The exercise:
Copy each line containing the word "title" from the records that follow, please.

[Records from a collection]
——————
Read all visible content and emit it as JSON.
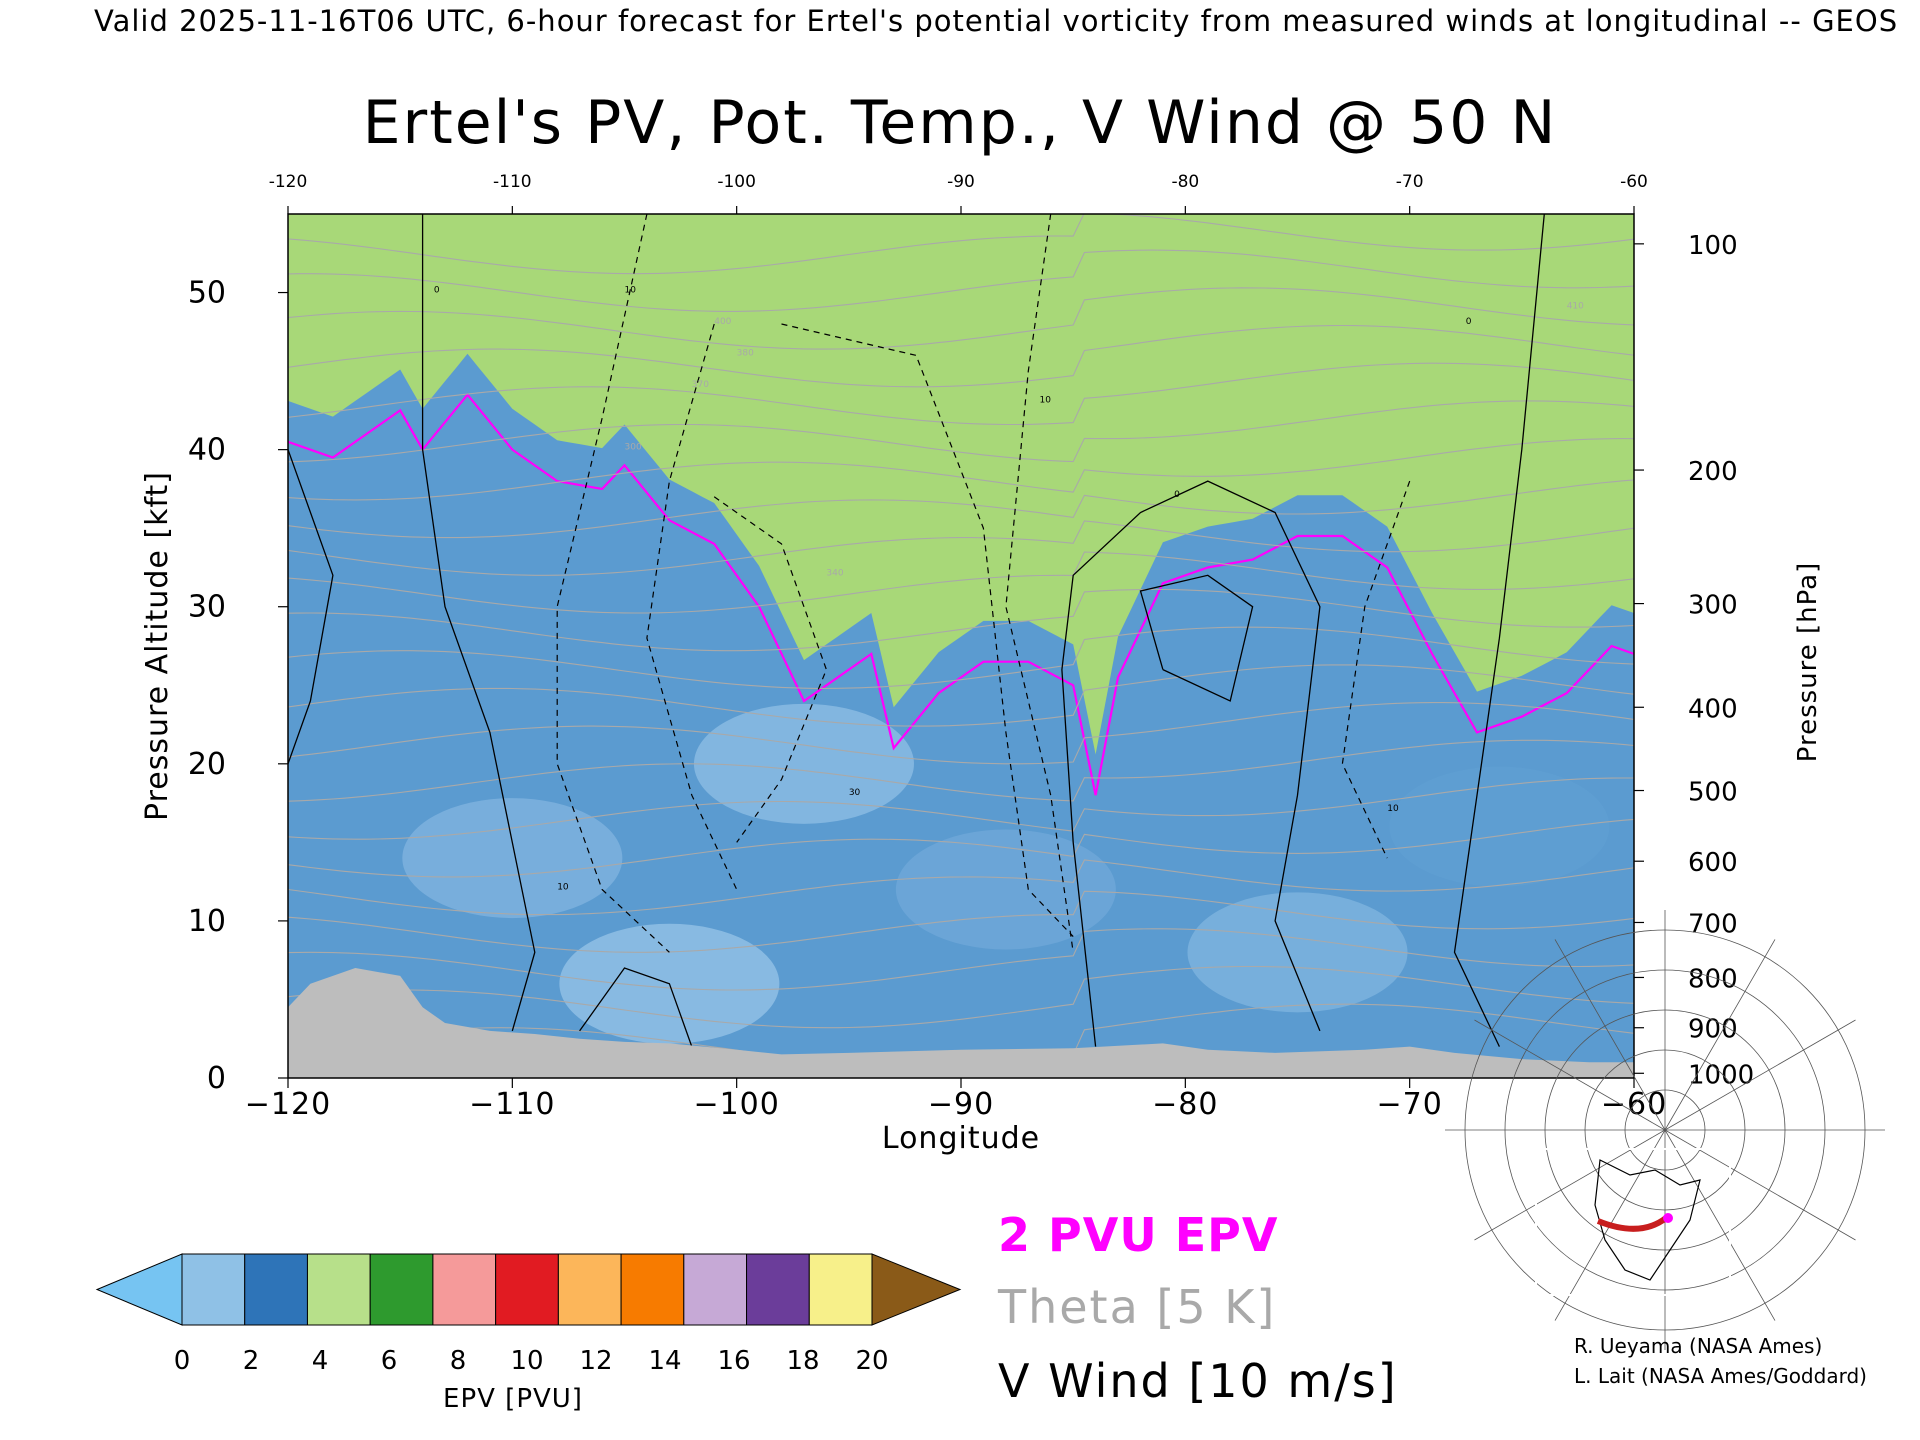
{
  "header": {
    "valid_line": "Valid 2025-11-16T06 UTC, 6-hour forecast for Ertel's potential vorticity from measured winds at longitudinal -- GEOS"
  },
  "legend": {
    "pv_label": "2 PVU EPV",
    "theta_label": "Theta [5 K]",
    "vwind_label": "V Wind [10 m/s]",
    "colors": {
      "pv": "#ff00ff",
      "theta": "#a9a9a9",
      "vwind": "#000000"
    }
  },
  "credits": {
    "line1": "R. Ueyama (NASA Ames)",
    "line2": "L. Lait (NASA Ames/Goddard)"
  },
  "chart_data": [
    {
      "type": "heatmap",
      "title": "Ertel's PV, Pot. Temp., V Wind @ 50 N",
      "xlabel": "Longitude",
      "ylabel": "Pressure Altitude [kft]",
      "y2label": "Pressure [hPa]",
      "xlim": [
        -120,
        -60
      ],
      "ylim": [
        0,
        55
      ],
      "x_ticks": [
        -120,
        -110,
        -100,
        -90,
        -80,
        -70,
        -60
      ],
      "x_tick_labels_bottom": [
        "−120",
        "−110",
        "−100",
        "−90",
        "−80",
        "−70",
        "−60"
      ],
      "x_tick_labels_top": [
        "-120",
        "-110",
        "-100",
        "-90",
        "-80",
        "-70",
        "-60"
      ],
      "y_ticks": [
        0,
        10,
        20,
        30,
        40,
        50
      ],
      "y_tick_labels": [
        "0",
        "10",
        "20",
        "30",
        "40",
        "50"
      ],
      "pressure_ticks": [
        {
          "hpa": 100,
          "kft": 53.1
        },
        {
          "hpa": 200,
          "kft": 38.7
        },
        {
          "hpa": 300,
          "kft": 30.2
        },
        {
          "hpa": 400,
          "kft": 23.6
        },
        {
          "hpa": 500,
          "kft": 18.3
        },
        {
          "hpa": 600,
          "kft": 13.8
        },
        {
          "hpa": 700,
          "kft": 9.9
        },
        {
          "hpa": 800,
          "kft": 6.4
        },
        {
          "hpa": 900,
          "kft": 3.2
        },
        {
          "hpa": 1000,
          "kft": 0.3
        }
      ],
      "pressure_tick_labels": [
        "100",
        "200",
        "300",
        "400",
        "500",
        "600",
        "700",
        "800",
        "900",
        "1000"
      ],
      "tropopause_2pvu_kft": [
        [
          -120,
          40.5
        ],
        [
          -118,
          39.5
        ],
        [
          -116,
          41.5
        ],
        [
          -115,
          42.5
        ],
        [
          -114,
          40.0
        ],
        [
          -112,
          43.5
        ],
        [
          -110,
          40.0
        ],
        [
          -108,
          38.0
        ],
        [
          -106,
          37.5
        ],
        [
          -105,
          39.0
        ],
        [
          -103,
          35.5
        ],
        [
          -101,
          34.0
        ],
        [
          -99,
          30.0
        ],
        [
          -97,
          24.0
        ],
        [
          -96,
          25.0
        ],
        [
          -94,
          27.0
        ],
        [
          -93,
          21.0
        ],
        [
          -91,
          24.5
        ],
        [
          -89,
          26.5
        ],
        [
          -87,
          26.5
        ],
        [
          -85,
          25.0
        ],
        [
          -84,
          18.0
        ],
        [
          -83,
          25.5
        ],
        [
          -81,
          31.5
        ],
        [
          -79,
          32.5
        ],
        [
          -77,
          33.0
        ],
        [
          -75,
          34.5
        ],
        [
          -73,
          34.5
        ],
        [
          -71,
          32.5
        ],
        [
          -69,
          27.0
        ],
        [
          -67,
          22.0
        ],
        [
          -65,
          23.0
        ],
        [
          -63,
          24.5
        ],
        [
          -61,
          27.5
        ],
        [
          -60,
          27.0
        ]
      ],
      "terrain_kft": [
        [
          -120,
          4.5
        ],
        [
          -119,
          6.0
        ],
        [
          -117,
          7.0
        ],
        [
          -115,
          6.5
        ],
        [
          -114,
          4.5
        ],
        [
          -113,
          3.5
        ],
        [
          -111,
          3.0
        ],
        [
          -109,
          2.8
        ],
        [
          -107,
          2.5
        ],
        [
          -105,
          2.3
        ],
        [
          -103,
          2.2
        ],
        [
          -100,
          1.8
        ],
        [
          -98,
          1.5
        ],
        [
          -95,
          1.6
        ],
        [
          -90,
          1.8
        ],
        [
          -85,
          1.9
        ],
        [
          -81,
          2.2
        ],
        [
          -79,
          1.8
        ],
        [
          -76,
          1.6
        ],
        [
          -72,
          1.8
        ],
        [
          -70,
          2.0
        ],
        [
          -68,
          1.6
        ],
        [
          -65,
          1.2
        ],
        [
          -62,
          1.0
        ],
        [
          -60,
          1.0
        ]
      ],
      "theta_labels": [
        "300",
        "340",
        "370",
        "380",
        "400",
        "410"
      ],
      "vwind_labels": [
        "0",
        "10",
        "-10",
        "30"
      ]
    },
    {
      "type": "colorbar",
      "label": "EPV [PVU]",
      "ticks": [
        "0",
        "2",
        "4",
        "6",
        "8",
        "10",
        "12",
        "14",
        "16",
        "18",
        "20"
      ],
      "colors": [
        "#8fc1e6",
        "#2e74b8",
        "#b7e08a",
        "#2e9a2e",
        "#f59a9a",
        "#e11b22",
        "#fcb65a",
        "#f77b00",
        "#c6a9d6",
        "#6b3d9a",
        "#f7f08a"
      ],
      "under_color": "#76c4f2",
      "over_color": "#8a5a18"
    }
  ]
}
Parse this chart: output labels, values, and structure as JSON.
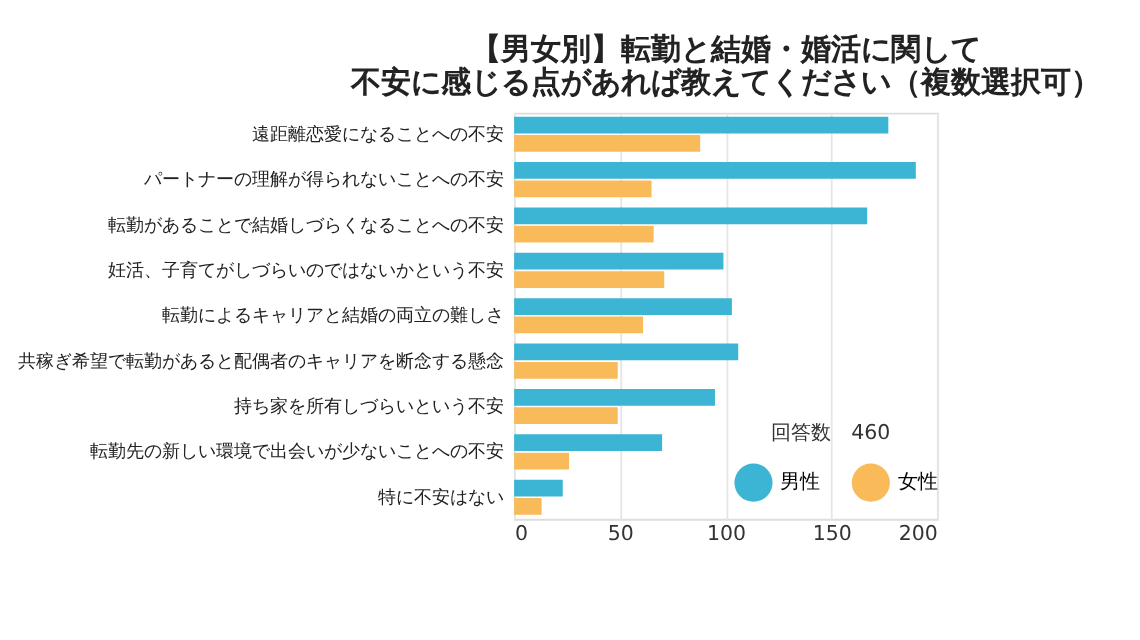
{
  "chart_data": {
    "type": "bar",
    "orientation": "horizontal",
    "title": [
      "【男女別】転勤と結婚・婚活に関して",
      "不安に感じる点があれば教えてください（複数選択可）"
    ],
    "categories": [
      "遠距離恋愛になることへの不安",
      "パートナーの理解が得られないことへの不安",
      "転勤があることで結婚しづらくなることへの不安",
      "妊活、子育てがしづらいのではないかという不安",
      "転勤によるキャリアと結婚の両立の難しさ",
      "共稼ぎ希望で転勤があると配偶者のキャリアを断念する懸念",
      "持ち家を所有しづらいという不安",
      "転勤先の新しい環境で出会いが少ないことへの不安",
      "特に不安はない"
    ],
    "series": [
      {
        "name": "男性",
        "color": "#3bb5d3",
        "values": [
          177,
          190,
          167,
          99,
          103,
          106,
          95,
          70,
          23
        ]
      },
      {
        "name": "女性",
        "color": "#f9bb5a",
        "values": [
          88,
          65,
          66,
          71,
          61,
          49,
          49,
          26,
          13
        ]
      }
    ],
    "xlim": [
      0,
      200
    ],
    "xticks": [
      0,
      50,
      100,
      150,
      200
    ],
    "grid": "x",
    "legend": "bottom right",
    "annotations": [
      "回答数　460"
    ]
  }
}
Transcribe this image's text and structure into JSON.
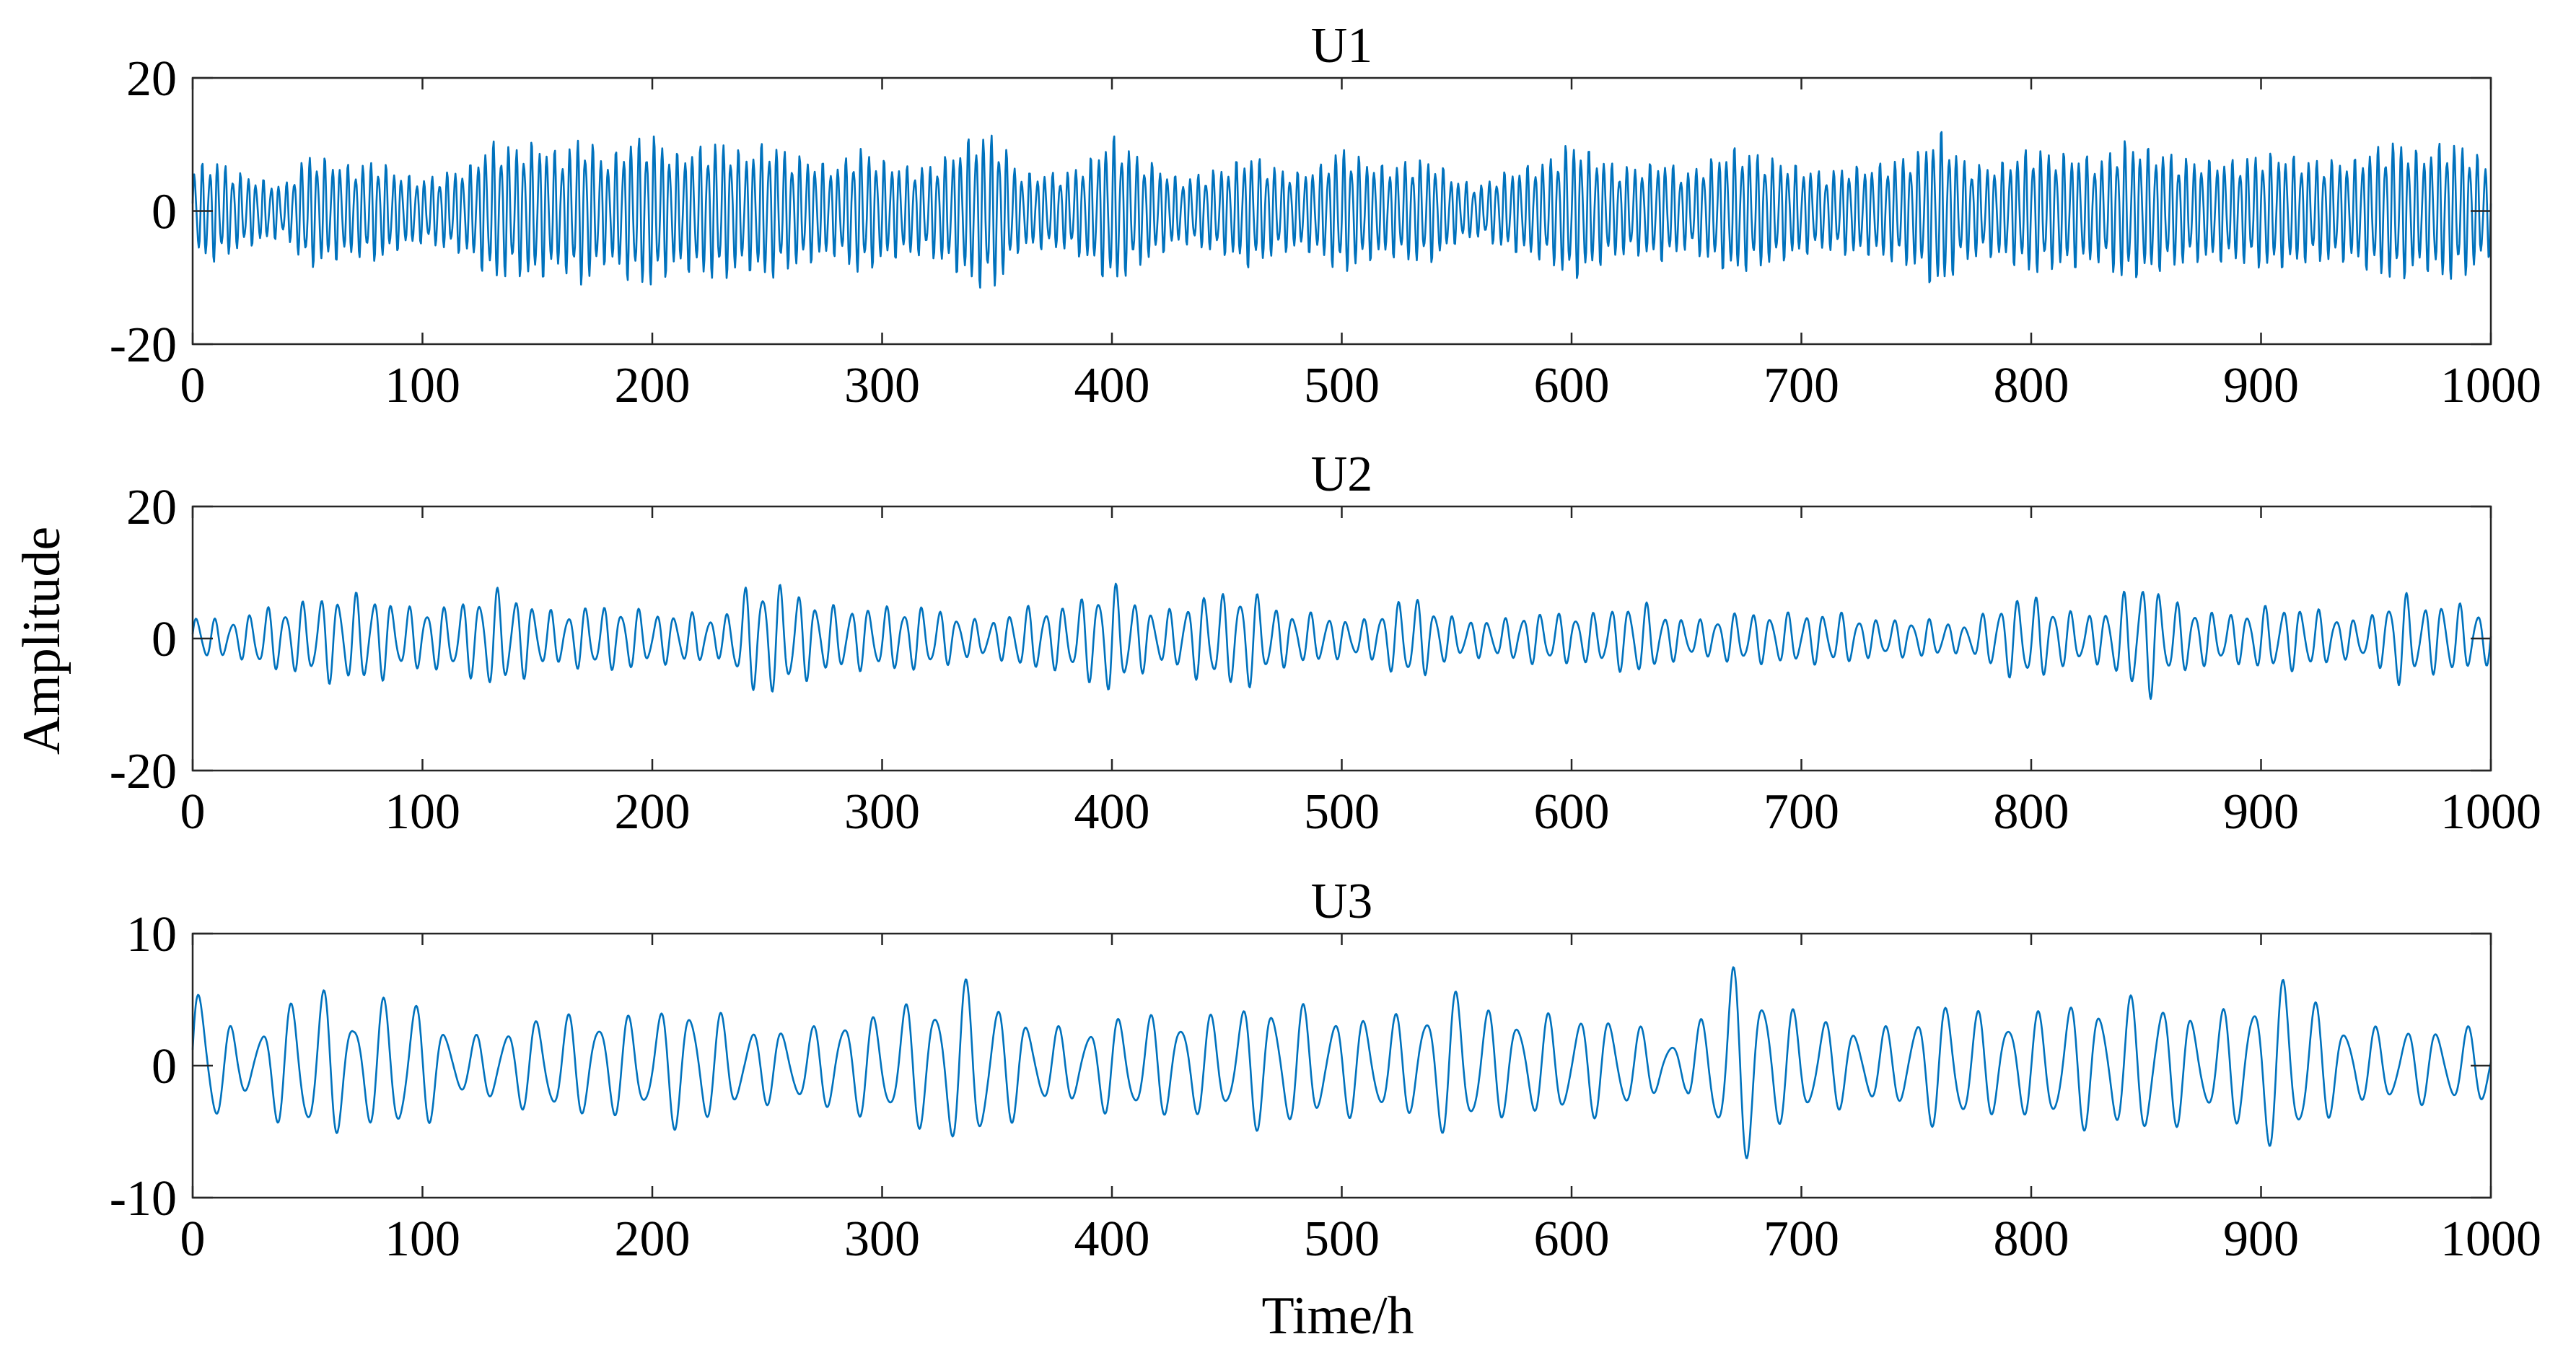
——————
Final result:
      "title": "Ertel's PV, Pot. Temp., V Wind @ 50 N",
    "title": [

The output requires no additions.